AIM:
Retype every line of the listing below without changing a single character, and keep the lines in their original order.

MATERIALS PROVIDED:
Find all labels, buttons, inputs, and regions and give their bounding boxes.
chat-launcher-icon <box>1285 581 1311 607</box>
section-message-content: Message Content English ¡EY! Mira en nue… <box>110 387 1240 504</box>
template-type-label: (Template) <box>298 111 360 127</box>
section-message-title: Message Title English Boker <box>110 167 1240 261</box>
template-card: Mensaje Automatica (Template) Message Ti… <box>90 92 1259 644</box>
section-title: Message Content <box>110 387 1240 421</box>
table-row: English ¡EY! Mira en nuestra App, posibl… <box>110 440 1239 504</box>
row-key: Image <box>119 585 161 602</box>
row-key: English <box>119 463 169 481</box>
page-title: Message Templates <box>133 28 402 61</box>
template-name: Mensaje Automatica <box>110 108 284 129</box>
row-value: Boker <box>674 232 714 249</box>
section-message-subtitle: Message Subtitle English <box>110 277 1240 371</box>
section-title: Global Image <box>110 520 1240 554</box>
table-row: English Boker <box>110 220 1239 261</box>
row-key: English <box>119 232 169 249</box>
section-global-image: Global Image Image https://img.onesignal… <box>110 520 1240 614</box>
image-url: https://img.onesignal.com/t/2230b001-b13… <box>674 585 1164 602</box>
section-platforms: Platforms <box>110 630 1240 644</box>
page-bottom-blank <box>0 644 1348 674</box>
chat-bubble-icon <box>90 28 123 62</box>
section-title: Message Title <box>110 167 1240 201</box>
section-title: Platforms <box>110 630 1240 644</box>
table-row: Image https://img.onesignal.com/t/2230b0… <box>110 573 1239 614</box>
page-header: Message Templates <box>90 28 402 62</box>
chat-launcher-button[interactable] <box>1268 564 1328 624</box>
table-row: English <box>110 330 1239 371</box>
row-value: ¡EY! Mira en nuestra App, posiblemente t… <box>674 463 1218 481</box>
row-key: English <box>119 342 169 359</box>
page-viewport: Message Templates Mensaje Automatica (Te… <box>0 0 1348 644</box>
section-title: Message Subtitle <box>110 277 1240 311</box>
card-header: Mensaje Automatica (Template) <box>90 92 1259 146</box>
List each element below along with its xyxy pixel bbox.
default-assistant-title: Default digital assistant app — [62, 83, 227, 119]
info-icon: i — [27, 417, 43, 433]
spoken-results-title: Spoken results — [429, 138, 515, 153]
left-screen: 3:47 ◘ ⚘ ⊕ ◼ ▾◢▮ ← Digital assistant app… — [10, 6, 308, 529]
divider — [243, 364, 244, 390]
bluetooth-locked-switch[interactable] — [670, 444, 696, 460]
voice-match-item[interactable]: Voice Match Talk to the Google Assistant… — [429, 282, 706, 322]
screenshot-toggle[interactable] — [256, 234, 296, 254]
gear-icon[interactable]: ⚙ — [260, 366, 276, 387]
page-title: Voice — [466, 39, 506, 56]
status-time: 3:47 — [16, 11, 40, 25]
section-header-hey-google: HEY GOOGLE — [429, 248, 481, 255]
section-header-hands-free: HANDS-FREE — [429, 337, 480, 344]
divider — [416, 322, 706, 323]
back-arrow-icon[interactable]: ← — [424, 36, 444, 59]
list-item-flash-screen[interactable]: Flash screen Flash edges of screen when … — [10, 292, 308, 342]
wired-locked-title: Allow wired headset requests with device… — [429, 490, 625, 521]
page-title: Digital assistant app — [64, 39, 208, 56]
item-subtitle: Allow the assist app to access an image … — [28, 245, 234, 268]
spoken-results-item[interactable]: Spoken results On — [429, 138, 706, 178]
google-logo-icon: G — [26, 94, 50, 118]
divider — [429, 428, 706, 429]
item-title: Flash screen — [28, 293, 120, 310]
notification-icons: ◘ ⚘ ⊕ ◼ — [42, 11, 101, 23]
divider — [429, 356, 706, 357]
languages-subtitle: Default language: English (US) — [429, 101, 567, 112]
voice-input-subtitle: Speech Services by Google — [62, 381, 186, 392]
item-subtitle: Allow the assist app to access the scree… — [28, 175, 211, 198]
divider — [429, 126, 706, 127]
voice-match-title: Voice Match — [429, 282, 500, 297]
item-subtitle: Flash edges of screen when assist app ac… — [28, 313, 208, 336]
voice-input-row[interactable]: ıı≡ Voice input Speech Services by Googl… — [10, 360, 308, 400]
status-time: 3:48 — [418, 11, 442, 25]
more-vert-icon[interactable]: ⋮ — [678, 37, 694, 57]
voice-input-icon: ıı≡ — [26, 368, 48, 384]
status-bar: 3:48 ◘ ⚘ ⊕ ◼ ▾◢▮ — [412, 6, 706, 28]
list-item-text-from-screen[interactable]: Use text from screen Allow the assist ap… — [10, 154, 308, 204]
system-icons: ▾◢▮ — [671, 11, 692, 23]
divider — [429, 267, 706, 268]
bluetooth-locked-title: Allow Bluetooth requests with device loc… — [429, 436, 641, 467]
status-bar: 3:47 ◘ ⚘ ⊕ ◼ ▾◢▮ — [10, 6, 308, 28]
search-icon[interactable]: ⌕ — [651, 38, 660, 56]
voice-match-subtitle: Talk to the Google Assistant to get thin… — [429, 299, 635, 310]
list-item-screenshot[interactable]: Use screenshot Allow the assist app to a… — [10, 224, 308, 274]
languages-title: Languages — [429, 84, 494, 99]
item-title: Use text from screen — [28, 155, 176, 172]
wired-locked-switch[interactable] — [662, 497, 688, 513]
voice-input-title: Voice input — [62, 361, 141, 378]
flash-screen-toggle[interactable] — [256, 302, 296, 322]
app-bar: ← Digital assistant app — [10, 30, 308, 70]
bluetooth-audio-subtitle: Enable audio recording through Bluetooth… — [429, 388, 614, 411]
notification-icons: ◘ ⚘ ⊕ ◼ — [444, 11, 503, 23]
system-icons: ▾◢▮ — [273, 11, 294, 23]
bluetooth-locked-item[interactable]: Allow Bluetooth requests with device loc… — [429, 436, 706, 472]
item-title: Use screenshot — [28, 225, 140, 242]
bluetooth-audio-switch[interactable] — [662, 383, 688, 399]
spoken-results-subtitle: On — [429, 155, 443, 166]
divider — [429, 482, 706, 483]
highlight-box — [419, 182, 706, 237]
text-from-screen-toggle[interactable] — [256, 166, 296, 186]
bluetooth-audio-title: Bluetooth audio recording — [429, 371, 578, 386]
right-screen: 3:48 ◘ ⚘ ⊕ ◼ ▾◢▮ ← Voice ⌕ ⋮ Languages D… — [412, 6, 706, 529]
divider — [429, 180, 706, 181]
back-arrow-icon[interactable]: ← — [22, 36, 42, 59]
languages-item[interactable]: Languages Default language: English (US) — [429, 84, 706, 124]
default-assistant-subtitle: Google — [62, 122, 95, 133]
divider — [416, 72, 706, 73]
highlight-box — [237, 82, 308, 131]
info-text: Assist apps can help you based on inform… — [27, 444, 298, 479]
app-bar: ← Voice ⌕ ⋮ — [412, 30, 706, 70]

SOLUTION TO THIS TASK:
Find all labels, buttons, inputs, and regions and give their bounding boxes.
chat-launcher-icon <box>1285 581 1311 607</box>
section-message-content: Message Content English ¡EY! Mira en nue… <box>110 387 1240 504</box>
template-type-label: (Template) <box>298 111 360 127</box>
section-message-title: Message Title English Boker <box>110 167 1240 261</box>
template-card: Mensaje Automatica (Template) Message Ti… <box>90 92 1259 644</box>
section-title: Message Content <box>110 387 1240 421</box>
table-row: English ¡EY! Mira en nuestra App, posibl… <box>110 440 1239 504</box>
row-key: Image <box>119 585 161 602</box>
row-key: English <box>119 463 169 481</box>
page-title: Message Templates <box>133 28 402 61</box>
template-name: Mensaje Automatica <box>110 108 284 129</box>
row-value: Boker <box>674 232 714 249</box>
section-message-subtitle: Message Subtitle English <box>110 277 1240 371</box>
section-title: Global Image <box>110 520 1240 554</box>
table-row: English Boker <box>110 220 1239 261</box>
row-key: English <box>119 232 169 249</box>
section-global-image: Global Image Image https://img.onesignal… <box>110 520 1240 614</box>
image-url: https://img.onesignal.com/t/2230b001-b13… <box>674 585 1164 602</box>
section-platforms: Platforms <box>110 630 1240 644</box>
page-bottom-blank <box>0 644 1348 674</box>
chat-bubble-icon <box>90 28 123 62</box>
section-title: Message Title <box>110 167 1240 201</box>
section-title: Platforms <box>110 630 1240 644</box>
table-row: Image https://img.onesignal.com/t/2230b0… <box>110 573 1239 614</box>
page-header: Message Templates <box>90 28 402 62</box>
chat-launcher-button[interactable] <box>1268 564 1328 624</box>
table-row: English <box>110 330 1239 371</box>
row-value: ¡EY! Mira en nuestra App, posiblemente t… <box>674 463 1218 481</box>
row-key: English <box>119 342 169 359</box>
page-viewport: Message Templates Mensaje Automatica (Te… <box>0 0 1348 644</box>
section-title: Message Subtitle <box>110 277 1240 311</box>
card-header: Mensaje Automatica (Template) <box>90 92 1259 146</box>
List each element below along with its xyxy pixel bbox.
default-assistant-title: Default digital assistant app — [62, 83, 227, 119]
info-icon: i — [27, 417, 43, 433]
spoken-results-title: Spoken results — [429, 138, 515, 153]
left-screen: 3:47 ◘ ⚘ ⊕ ◼ ▾◢▮ ← Digital assistant app… — [10, 6, 308, 529]
divider — [243, 364, 244, 390]
bluetooth-locked-switch[interactable] — [670, 444, 696, 460]
voice-match-item[interactable]: Voice Match Talk to the Google Assistant… — [429, 282, 706, 322]
screenshot-toggle[interactable] — [256, 234, 296, 254]
gear-icon[interactable]: ⚙ — [260, 366, 276, 387]
page-title: Voice — [466, 39, 506, 56]
status-time: 3:47 — [16, 11, 40, 25]
section-header-hey-google: HEY GOOGLE — [429, 248, 481, 255]
section-header-hands-free: HANDS-FREE — [429, 337, 480, 344]
divider — [416, 322, 706, 323]
back-arrow-icon[interactable]: ← — [424, 36, 444, 59]
list-item-flash-screen[interactable]: Flash screen Flash edges of screen when … — [10, 292, 308, 342]
wired-locked-title: Allow wired headset requests with device… — [429, 490, 625, 521]
page-title: Digital assistant app — [64, 39, 208, 56]
item-subtitle: Allow the assist app to access an image … — [28, 245, 234, 268]
spoken-results-item[interactable]: Spoken results On — [429, 138, 706, 178]
google-logo-icon: G — [26, 94, 50, 118]
divider — [429, 428, 706, 429]
item-title: Flash screen — [28, 293, 120, 310]
notification-icons: ◘ ⚘ ⊕ ◼ — [42, 11, 101, 23]
divider — [429, 356, 706, 357]
languages-subtitle: Default language: English (US) — [429, 101, 567, 112]
voice-input-subtitle: Speech Services by Google — [62, 381, 186, 392]
item-subtitle: Allow the assist app to access the scree… — [28, 175, 211, 198]
divider — [429, 126, 706, 127]
voice-match-title: Voice Match — [429, 282, 500, 297]
item-subtitle: Flash edges of screen when assist app ac… — [28, 313, 208, 336]
voice-input-row[interactable]: ıı≡ Voice input Speech Services by Googl… — [10, 360, 308, 400]
status-time: 3:48 — [418, 11, 442, 25]
more-vert-icon[interactable]: ⋮ — [678, 37, 694, 57]
voice-input-icon: ıı≡ — [26, 368, 48, 384]
status-bar: 3:48 ◘ ⚘ ⊕ ◼ ▾◢▮ — [412, 6, 706, 28]
list-item-text-from-screen[interactable]: Use text from screen Allow the assist ap… — [10, 154, 308, 204]
system-icons: ▾◢▮ — [671, 11, 692, 23]
divider — [429, 267, 706, 268]
bluetooth-locked-title: Allow Bluetooth requests with device loc… — [429, 436, 641, 467]
status-bar: 3:47 ◘ ⚘ ⊕ ◼ ▾◢▮ — [10, 6, 308, 28]
search-icon[interactable]: ⌕ — [651, 38, 660, 56]
voice-match-subtitle: Talk to the Google Assistant to get thin… — [429, 299, 635, 310]
list-item-screenshot[interactable]: Use screenshot Allow the assist app to a… — [10, 224, 308, 274]
languages-title: Languages — [429, 84, 494, 99]
item-title: Use text from screen — [28, 155, 176, 172]
wired-locked-switch[interactable] — [662, 497, 688, 513]
voice-input-title: Voice input — [62, 361, 141, 378]
flash-screen-toggle[interactable] — [256, 302, 296, 322]
app-bar: ← Digital assistant app — [10, 30, 308, 70]
bluetooth-audio-subtitle: Enable audio recording through Bluetooth… — [429, 388, 614, 411]
notification-icons: ◘ ⚘ ⊕ ◼ — [444, 11, 503, 23]
system-icons: ▾◢▮ — [273, 11, 294, 23]
bluetooth-locked-item[interactable]: Allow Bluetooth requests with device loc… — [429, 436, 706, 472]
item-title: Use screenshot — [28, 225, 140, 242]
bluetooth-audio-switch[interactable] — [662, 383, 688, 399]
spoken-results-subtitle: On — [429, 155, 443, 166]
divider — [429, 482, 706, 483]
highlight-box — [419, 182, 706, 237]
text-from-screen-toggle[interactable] — [256, 166, 296, 186]
bluetooth-audio-title: Bluetooth audio recording — [429, 371, 578, 386]
right-screen: 3:48 ◘ ⚘ ⊕ ◼ ▾◢▮ ← Voice ⌕ ⋮ Languages D… — [412, 6, 706, 529]
divider — [429, 180, 706, 181]
back-arrow-icon[interactable]: ← — [22, 36, 42, 59]
languages-item[interactable]: Languages Default language: English (US) — [429, 84, 706, 124]
default-assistant-subtitle: Google — [62, 122, 95, 133]
divider — [416, 72, 706, 73]
highlight-box — [237, 82, 308, 131]
info-text: Assist apps can help you based on inform… — [27, 444, 298, 479]
app-bar: ← Voice ⌕ ⋮ — [412, 30, 706, 70]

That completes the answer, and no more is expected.